#### [Exercise description]
For the entries that follow, state how many lines include the word "pedido", giving the number and nothing else.

#### [Data for this task]
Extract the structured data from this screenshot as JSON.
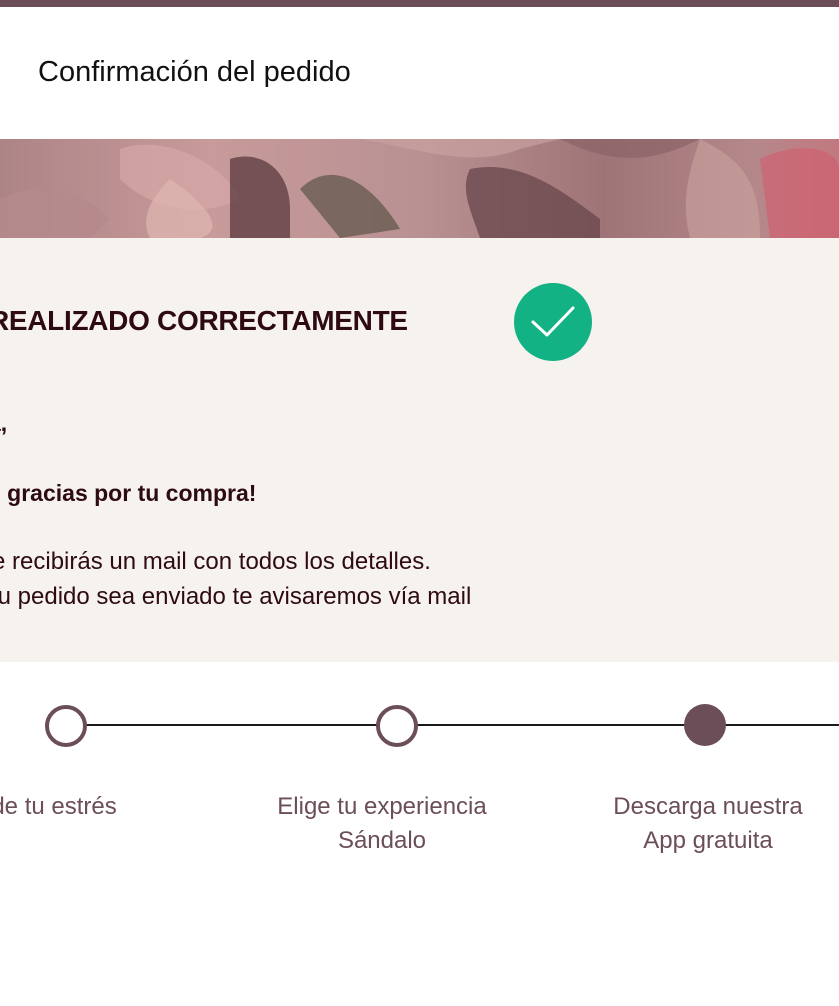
{
  "header": {
    "title": "Confirmación del pedido"
  },
  "confirmation": {
    "status_text": "O REALIZADO CORRECTAMENTE",
    "status_icon": "check-icon",
    "status_color": "#13b284",
    "greeting": "a,",
    "thanks": "s gracias por tu compra!",
    "detail_line_1": "e recibirás un mail con todos los detalles.",
    "detail_line_2": "tu pedido sea enviado te avisaremos vía mail"
  },
  "steps": [
    {
      "label_lines": [
        "ide tu estrés"
      ],
      "active": false
    },
    {
      "label_lines": [
        "Elige tu experiencia",
        "Sándalo"
      ],
      "active": false
    },
    {
      "label_lines": [
        "Descarga nuestra",
        "App gratuita"
      ],
      "active": true
    }
  ],
  "colors": {
    "accent": "#6b4e57",
    "text_dark": "#2e0b10",
    "panel_bg": "#f6f2ee",
    "success": "#13b284"
  }
}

#### [Task answer]
2